» **REQUIRED WORK**: Write the material out again exactly as it stands.
--- START PROVIDED DATA ---
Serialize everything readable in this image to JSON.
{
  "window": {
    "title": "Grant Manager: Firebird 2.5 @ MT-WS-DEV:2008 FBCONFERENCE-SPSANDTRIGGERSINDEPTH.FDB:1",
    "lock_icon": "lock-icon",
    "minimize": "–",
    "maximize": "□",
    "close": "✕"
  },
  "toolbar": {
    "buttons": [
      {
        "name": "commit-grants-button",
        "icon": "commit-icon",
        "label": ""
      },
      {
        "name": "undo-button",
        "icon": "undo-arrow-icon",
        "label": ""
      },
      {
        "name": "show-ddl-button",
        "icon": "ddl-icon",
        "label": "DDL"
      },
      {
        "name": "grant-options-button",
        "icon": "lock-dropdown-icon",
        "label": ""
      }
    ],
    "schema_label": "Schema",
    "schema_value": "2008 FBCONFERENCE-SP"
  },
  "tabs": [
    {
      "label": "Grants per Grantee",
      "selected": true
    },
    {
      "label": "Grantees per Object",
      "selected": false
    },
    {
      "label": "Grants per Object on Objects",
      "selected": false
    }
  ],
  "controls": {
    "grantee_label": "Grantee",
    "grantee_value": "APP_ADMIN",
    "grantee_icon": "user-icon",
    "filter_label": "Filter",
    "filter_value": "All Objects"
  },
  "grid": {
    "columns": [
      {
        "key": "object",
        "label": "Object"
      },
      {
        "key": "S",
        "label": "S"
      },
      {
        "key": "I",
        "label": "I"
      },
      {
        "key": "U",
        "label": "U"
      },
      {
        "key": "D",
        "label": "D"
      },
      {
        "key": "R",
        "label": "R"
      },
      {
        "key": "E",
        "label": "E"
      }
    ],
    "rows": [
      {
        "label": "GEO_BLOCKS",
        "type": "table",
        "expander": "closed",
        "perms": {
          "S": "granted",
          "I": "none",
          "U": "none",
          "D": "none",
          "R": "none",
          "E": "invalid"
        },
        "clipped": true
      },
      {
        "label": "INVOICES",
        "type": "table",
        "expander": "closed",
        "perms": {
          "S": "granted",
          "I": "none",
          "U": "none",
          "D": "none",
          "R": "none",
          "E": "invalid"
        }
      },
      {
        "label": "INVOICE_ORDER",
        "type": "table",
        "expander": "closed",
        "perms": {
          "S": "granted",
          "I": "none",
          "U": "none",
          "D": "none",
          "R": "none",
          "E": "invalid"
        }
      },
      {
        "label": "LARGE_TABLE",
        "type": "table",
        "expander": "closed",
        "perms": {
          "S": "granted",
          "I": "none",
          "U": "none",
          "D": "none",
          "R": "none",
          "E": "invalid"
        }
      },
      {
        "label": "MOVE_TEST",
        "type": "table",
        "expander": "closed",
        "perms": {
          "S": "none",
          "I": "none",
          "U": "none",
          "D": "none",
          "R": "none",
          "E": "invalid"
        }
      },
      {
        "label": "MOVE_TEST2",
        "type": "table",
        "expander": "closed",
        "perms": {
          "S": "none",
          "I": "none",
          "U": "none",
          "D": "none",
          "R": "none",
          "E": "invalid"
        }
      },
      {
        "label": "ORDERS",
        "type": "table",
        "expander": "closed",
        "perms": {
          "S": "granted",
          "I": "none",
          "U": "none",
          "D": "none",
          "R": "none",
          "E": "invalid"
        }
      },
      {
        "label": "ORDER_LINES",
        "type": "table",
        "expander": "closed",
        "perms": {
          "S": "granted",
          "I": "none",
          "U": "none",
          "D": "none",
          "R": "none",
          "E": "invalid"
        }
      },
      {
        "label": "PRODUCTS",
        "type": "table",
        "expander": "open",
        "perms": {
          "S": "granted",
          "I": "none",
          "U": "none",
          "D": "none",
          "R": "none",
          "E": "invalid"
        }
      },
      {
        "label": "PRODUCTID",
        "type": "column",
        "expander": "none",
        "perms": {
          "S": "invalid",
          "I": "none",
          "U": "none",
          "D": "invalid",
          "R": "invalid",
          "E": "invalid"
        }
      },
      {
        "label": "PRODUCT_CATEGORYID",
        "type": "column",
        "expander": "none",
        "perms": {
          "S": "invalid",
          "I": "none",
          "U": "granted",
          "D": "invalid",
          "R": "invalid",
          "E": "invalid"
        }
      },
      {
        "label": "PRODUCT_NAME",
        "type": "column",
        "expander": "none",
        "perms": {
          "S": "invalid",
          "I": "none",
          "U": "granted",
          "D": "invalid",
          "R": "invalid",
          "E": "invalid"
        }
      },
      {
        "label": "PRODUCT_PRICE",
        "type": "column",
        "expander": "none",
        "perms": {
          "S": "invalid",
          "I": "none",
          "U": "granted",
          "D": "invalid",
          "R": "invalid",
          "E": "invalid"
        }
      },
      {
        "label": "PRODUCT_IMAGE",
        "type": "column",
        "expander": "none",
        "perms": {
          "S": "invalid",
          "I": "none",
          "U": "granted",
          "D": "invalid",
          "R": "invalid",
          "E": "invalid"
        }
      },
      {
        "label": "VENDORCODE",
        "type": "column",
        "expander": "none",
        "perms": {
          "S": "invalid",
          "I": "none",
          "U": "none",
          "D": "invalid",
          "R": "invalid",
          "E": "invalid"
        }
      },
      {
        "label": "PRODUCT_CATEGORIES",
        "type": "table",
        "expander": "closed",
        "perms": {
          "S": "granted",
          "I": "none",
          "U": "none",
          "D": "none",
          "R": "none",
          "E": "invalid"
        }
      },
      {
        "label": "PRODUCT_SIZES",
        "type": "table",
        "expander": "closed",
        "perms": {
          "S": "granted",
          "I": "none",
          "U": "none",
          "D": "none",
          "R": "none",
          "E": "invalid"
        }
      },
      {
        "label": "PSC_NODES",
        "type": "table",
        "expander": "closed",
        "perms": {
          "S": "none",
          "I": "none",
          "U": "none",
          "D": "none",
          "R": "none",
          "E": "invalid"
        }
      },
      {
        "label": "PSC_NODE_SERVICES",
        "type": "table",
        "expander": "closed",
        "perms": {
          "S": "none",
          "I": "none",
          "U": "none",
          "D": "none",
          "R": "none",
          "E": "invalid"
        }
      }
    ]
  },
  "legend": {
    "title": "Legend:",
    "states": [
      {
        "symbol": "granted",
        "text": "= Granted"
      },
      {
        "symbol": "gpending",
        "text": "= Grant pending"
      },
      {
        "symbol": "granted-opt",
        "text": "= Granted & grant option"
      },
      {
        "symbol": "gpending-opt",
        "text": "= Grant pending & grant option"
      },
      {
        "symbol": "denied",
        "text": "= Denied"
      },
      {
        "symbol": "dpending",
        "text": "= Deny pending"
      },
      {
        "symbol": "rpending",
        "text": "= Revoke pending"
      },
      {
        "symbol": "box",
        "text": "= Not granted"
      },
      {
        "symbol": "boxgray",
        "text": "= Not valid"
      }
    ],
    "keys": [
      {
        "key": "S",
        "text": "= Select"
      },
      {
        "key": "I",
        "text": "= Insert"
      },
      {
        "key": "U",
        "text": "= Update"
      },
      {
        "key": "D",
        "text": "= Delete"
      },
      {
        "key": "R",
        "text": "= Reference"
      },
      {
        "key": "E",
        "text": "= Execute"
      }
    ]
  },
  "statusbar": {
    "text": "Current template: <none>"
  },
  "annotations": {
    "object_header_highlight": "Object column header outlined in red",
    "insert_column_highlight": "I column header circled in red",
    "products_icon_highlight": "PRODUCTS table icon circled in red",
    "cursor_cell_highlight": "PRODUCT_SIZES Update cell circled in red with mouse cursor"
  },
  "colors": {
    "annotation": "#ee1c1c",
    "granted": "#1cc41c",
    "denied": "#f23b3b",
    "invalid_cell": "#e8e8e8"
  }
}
--- END PROVIDED DATA ---
» **TASK RESPONSE**:
Serialize everything readable in this image to JSON.
{
  "window": {
    "title": "Grant Manager: Firebird 2.5 @ MT-WS-DEV:2008 FBCONFERENCE-SPSANDTRIGGERSINDEPTH.FDB:1",
    "lock_icon": "lock-icon",
    "minimize": "–",
    "maximize": "□",
    "close": "✕"
  },
  "toolbar": {
    "buttons": [
      {
        "name": "commit-grants-button",
        "icon": "commit-icon",
        "label": ""
      },
      {
        "name": "undo-button",
        "icon": "undo-arrow-icon",
        "label": ""
      },
      {
        "name": "show-ddl-button",
        "icon": "ddl-icon",
        "label": "DDL"
      },
      {
        "name": "grant-options-button",
        "icon": "lock-dropdown-icon",
        "label": ""
      }
    ],
    "schema_label": "Schema",
    "schema_value": "2008 FBCONFERENCE-SP"
  },
  "tabs": [
    {
      "label": "Grants per Grantee",
      "selected": true
    },
    {
      "label": "Grantees per Object",
      "selected": false
    },
    {
      "label": "Grants per Object on Objects",
      "selected": false
    }
  ],
  "controls": {
    "grantee_label": "Grantee",
    "grantee_value": "APP_ADMIN",
    "grantee_icon": "user-icon",
    "filter_label": "Filter",
    "filter_value": "All Objects"
  },
  "grid": {
    "columns": [
      {
        "key": "object",
        "label": "Object"
      },
      {
        "key": "S",
        "label": "S"
      },
      {
        "key": "I",
        "label": "I"
      },
      {
        "key": "U",
        "label": "U"
      },
      {
        "key": "D",
        "label": "D"
      },
      {
        "key": "R",
        "label": "R"
      },
      {
        "key": "E",
        "label": "E"
      }
    ],
    "rows": [
      {
        "label": "GEO_BLOCKS",
        "type": "table",
        "expander": "closed",
        "perms": {
          "S": "granted",
          "I": "none",
          "U": "none",
          "D": "none",
          "R": "none",
          "E": "invalid"
        },
        "clipped": true
      },
      {
        "label": "INVOICES",
        "type": "table",
        "expander": "closed",
        "perms": {
          "S": "granted",
          "I": "none",
          "U": "none",
          "D": "none",
          "R": "none",
          "E": "invalid"
        }
      },
      {
        "label": "INVOICE_ORDER",
        "type": "table",
        "expander": "closed",
        "perms": {
          "S": "granted",
          "I": "none",
          "U": "none",
          "D": "none",
          "R": "none",
          "E": "invalid"
        }
      },
      {
        "label": "LARGE_TABLE",
        "type": "table",
        "expander": "closed",
        "perms": {
          "S": "granted",
          "I": "none",
          "U": "none",
          "D": "none",
          "R": "none",
          "E": "invalid"
        }
      },
      {
        "label": "MOVE_TEST",
        "type": "table",
        "expander": "closed",
        "perms": {
          "S": "none",
          "I": "none",
          "U": "none",
          "D": "none",
          "R": "none",
          "E": "invalid"
        }
      },
      {
        "label": "MOVE_TEST2",
        "type": "table",
        "expander": "closed",
        "perms": {
          "S": "none",
          "I": "none",
          "U": "none",
          "D": "none",
          "R": "none",
          "E": "invalid"
        }
      },
      {
        "label": "ORDERS",
        "type": "table",
        "expander": "closed",
        "perms": {
          "S": "granted",
          "I": "none",
          "U": "none",
          "D": "none",
          "R": "none",
          "E": "invalid"
        }
      },
      {
        "label": "ORDER_LINES",
        "type": "table",
        "expander": "closed",
        "perms": {
          "S": "granted",
          "I": "none",
          "U": "none",
          "D": "none",
          "R": "none",
          "E": "invalid"
        }
      },
      {
        "label": "PRODUCTS",
        "type": "table",
        "expander": "open",
        "perms": {
          "S": "granted",
          "I": "none",
          "U": "none",
          "D": "none",
          "R": "none",
          "E": "invalid"
        }
      },
      {
        "label": "PRODUCTID",
        "type": "column",
        "expander": "none",
        "perms": {
          "S": "invalid",
          "I": "none",
          "U": "none",
          "D": "invalid",
          "R": "invalid",
          "E": "invalid"
        }
      },
      {
        "label": "PRODUCT_CATEGORYID",
        "type": "column",
        "expander": "none",
        "perms": {
          "S": "invalid",
          "I": "none",
          "U": "granted",
          "D": "invalid",
          "R": "invalid",
          "E": "invalid"
        }
      },
      {
        "label": "PRODUCT_NAME",
        "type": "column",
        "expander": "none",
        "perms": {
          "S": "invalid",
          "I": "none",
          "U": "granted",
          "D": "invalid",
          "R": "invalid",
          "E": "invalid"
        }
      },
      {
        "label": "PRODUCT_PRICE",
        "type": "column",
        "expander": "none",
        "perms": {
          "S": "invalid",
          "I": "none",
          "U": "granted",
          "D": "invalid",
          "R": "invalid",
          "E": "invalid"
        }
      },
      {
        "label": "PRODUCT_IMAGE",
        "type": "column",
        "expander": "none",
        "perms": {
          "S": "invalid",
          "I": "none",
          "U": "granted",
          "D": "invalid",
          "R": "invalid",
          "E": "invalid"
        }
      },
      {
        "label": "VENDORCODE",
        "type": "column",
        "expander": "none",
        "perms": {
          "S": "invalid",
          "I": "none",
          "U": "none",
          "D": "invalid",
          "R": "invalid",
          "E": "invalid"
        }
      },
      {
        "label": "PRODUCT_CATEGORIES",
        "type": "table",
        "expander": "closed",
        "perms": {
          "S": "granted",
          "I": "none",
          "U": "none",
          "D": "none",
          "R": "none",
          "E": "invalid"
        }
      },
      {
        "label": "PRODUCT_SIZES",
        "type": "table",
        "expander": "closed",
        "perms": {
          "S": "granted",
          "I": "none",
          "U": "none",
          "D": "none",
          "R": "none",
          "E": "invalid"
        }
      },
      {
        "label": "PSC_NODES",
        "type": "table",
        "expander": "closed",
        "perms": {
          "S": "none",
          "I": "none",
          "U": "none",
          "D": "none",
          "R": "none",
          "E": "invalid"
        }
      },
      {
        "label": "PSC_NODE_SERVICES",
        "type": "table",
        "expander": "closed",
        "perms": {
          "S": "none",
          "I": "none",
          "U": "none",
          "D": "none",
          "R": "none",
          "E": "invalid"
        }
      }
    ]
  },
  "legend": {
    "title": "Legend:",
    "states": [
      {
        "symbol": "granted",
        "text": "= Granted"
      },
      {
        "symbol": "gpending",
        "text": "= Grant pending"
      },
      {
        "symbol": "granted-opt",
        "text": "= Granted & grant option"
      },
      {
        "symbol": "gpending-opt",
        "text": "= Grant pending & grant option"
      },
      {
        "symbol": "denied",
        "text": "= Denied"
      },
      {
        "symbol": "dpending",
        "text": "= Deny pending"
      },
      {
        "symbol": "rpending",
        "text": "= Revoke pending"
      },
      {
        "symbol": "box",
        "text": "= Not granted"
      },
      {
        "symbol": "boxgray",
        "text": "= Not valid"
      }
    ],
    "keys": [
      {
        "key": "S",
        "text": "= Select"
      },
      {
        "key": "I",
        "text": "= Insert"
      },
      {
        "key": "U",
        "text": "= Update"
      },
      {
        "key": "D",
        "text": "= Delete"
      },
      {
        "key": "R",
        "text": "= Reference"
      },
      {
        "key": "E",
        "text": "= Execute"
      }
    ]
  },
  "statusbar": {
    "text": "Current template: <none>"
  },
  "annotations": {
    "object_header_highlight": "Object column header outlined in red",
    "insert_column_highlight": "I column header circled in red",
    "products_icon_highlight": "PRODUCTS table icon circled in red",
    "cursor_cell_highlight": "PRODUCT_SIZES Update cell circled in red with mouse cursor"
  },
  "colors": {
    "annotation": "#ee1c1c",
    "granted": "#1cc41c",
    "denied": "#f23b3b",
    "invalid_cell": "#e8e8e8"
  }
}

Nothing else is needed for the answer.